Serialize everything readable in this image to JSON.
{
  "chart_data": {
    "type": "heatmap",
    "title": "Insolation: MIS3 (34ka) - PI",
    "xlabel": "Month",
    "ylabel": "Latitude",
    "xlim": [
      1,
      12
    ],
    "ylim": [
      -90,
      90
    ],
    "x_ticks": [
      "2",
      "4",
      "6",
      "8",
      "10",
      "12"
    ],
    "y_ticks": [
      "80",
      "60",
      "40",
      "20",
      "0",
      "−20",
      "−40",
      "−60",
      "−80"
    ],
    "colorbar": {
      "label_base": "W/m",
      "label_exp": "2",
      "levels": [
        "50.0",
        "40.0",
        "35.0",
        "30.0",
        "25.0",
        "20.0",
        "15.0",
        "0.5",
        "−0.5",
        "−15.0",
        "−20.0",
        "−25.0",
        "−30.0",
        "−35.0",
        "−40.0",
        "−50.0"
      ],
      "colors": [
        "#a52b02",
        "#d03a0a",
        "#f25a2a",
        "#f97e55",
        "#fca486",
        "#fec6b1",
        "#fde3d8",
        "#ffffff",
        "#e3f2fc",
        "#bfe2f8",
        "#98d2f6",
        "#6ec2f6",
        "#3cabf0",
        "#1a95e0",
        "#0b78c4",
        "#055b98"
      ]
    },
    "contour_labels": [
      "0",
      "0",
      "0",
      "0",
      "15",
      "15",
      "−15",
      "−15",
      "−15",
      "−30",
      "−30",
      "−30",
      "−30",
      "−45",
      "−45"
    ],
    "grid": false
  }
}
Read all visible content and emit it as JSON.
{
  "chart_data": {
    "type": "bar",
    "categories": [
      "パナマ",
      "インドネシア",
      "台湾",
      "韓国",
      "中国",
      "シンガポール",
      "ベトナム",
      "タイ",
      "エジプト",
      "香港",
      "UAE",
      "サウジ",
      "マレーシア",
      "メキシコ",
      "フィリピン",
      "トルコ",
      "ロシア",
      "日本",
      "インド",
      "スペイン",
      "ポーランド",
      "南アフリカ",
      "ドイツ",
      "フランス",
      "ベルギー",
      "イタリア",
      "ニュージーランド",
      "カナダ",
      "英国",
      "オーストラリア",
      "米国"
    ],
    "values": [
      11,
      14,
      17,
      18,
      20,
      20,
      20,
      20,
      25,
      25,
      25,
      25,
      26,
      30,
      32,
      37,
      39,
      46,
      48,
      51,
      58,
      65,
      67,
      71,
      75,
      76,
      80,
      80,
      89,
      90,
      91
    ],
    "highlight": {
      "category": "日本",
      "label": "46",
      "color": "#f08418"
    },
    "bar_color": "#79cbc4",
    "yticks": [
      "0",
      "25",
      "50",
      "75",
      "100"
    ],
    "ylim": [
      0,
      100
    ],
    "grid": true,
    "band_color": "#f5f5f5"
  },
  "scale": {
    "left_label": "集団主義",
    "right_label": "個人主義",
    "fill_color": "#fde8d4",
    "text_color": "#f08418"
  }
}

====================

* **Exercise**:
Say how many lines of the data hold the string "JSON". Reply with the number alone.

* **Correct answer**:
2